Quote the records beneath, complete and exact. Leave out images.

[Lines of data]
[Start]

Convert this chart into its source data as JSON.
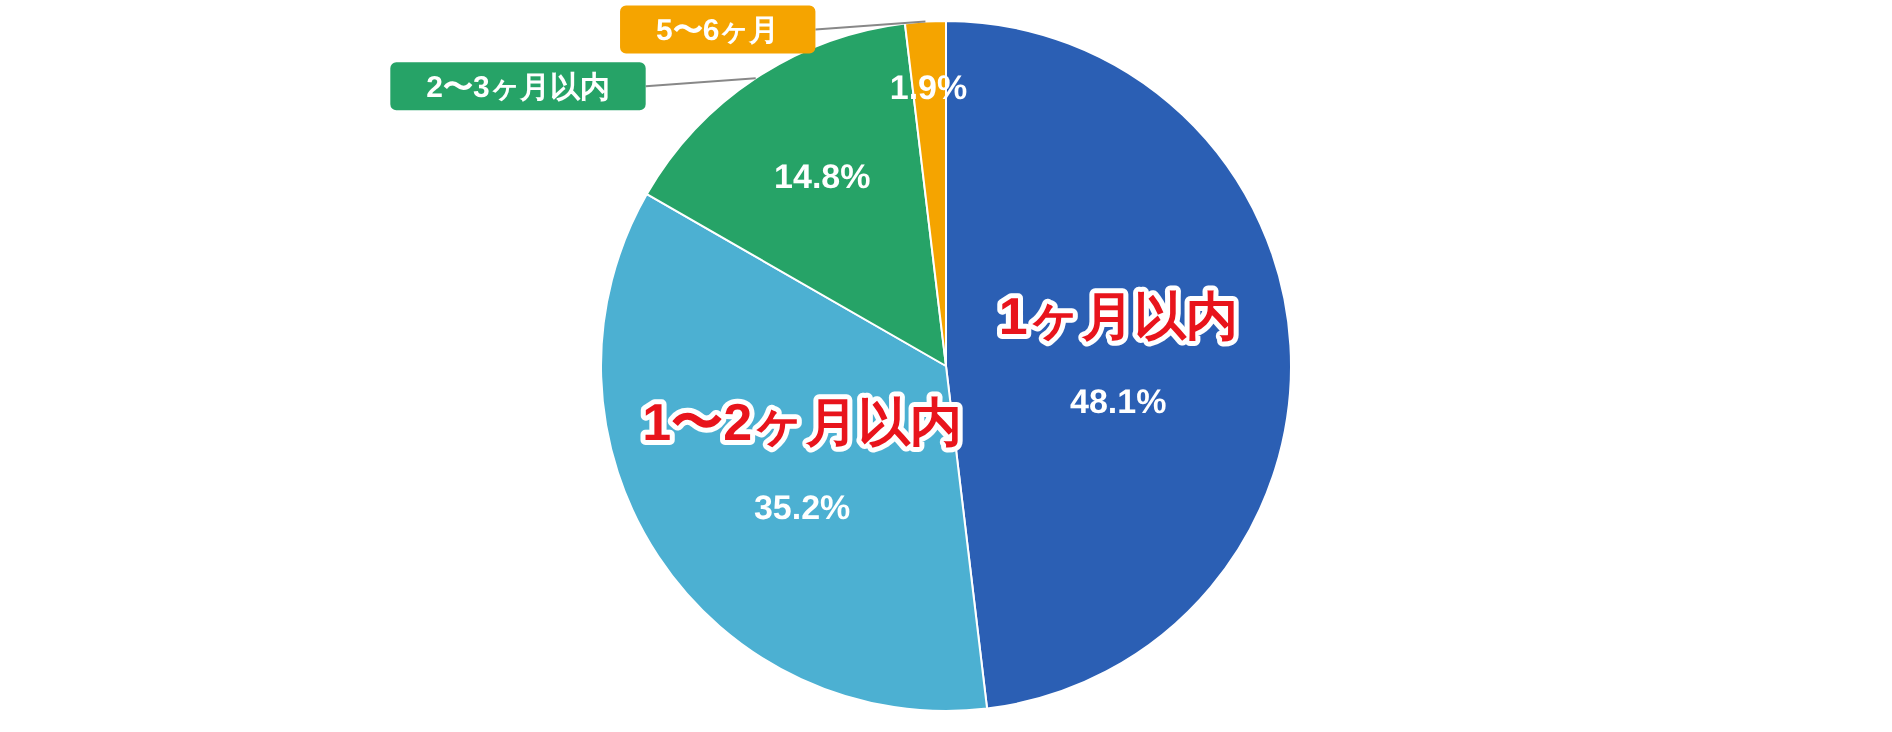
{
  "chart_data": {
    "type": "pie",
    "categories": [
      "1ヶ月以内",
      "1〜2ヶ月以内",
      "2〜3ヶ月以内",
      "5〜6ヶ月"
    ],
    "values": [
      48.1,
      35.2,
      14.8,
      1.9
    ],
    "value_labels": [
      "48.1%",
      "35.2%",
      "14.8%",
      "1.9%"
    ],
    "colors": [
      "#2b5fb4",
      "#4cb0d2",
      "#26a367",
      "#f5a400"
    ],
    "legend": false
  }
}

[End]

**RESULT FOR THIS EXERCISE:**
Convert this chart into its source data as JSON.
{
  "chart_data": {
    "type": "pie",
    "categories": [
      "1ヶ月以内",
      "1〜2ヶ月以内",
      "2〜3ヶ月以内",
      "5〜6ヶ月"
    ],
    "values": [
      48.1,
      35.2,
      14.8,
      1.9
    ],
    "value_labels": [
      "48.1%",
      "35.2%",
      "14.8%",
      "1.9%"
    ],
    "colors": [
      "#2b5fb4",
      "#4cb0d2",
      "#26a367",
      "#f5a400"
    ],
    "legend": false
  }
}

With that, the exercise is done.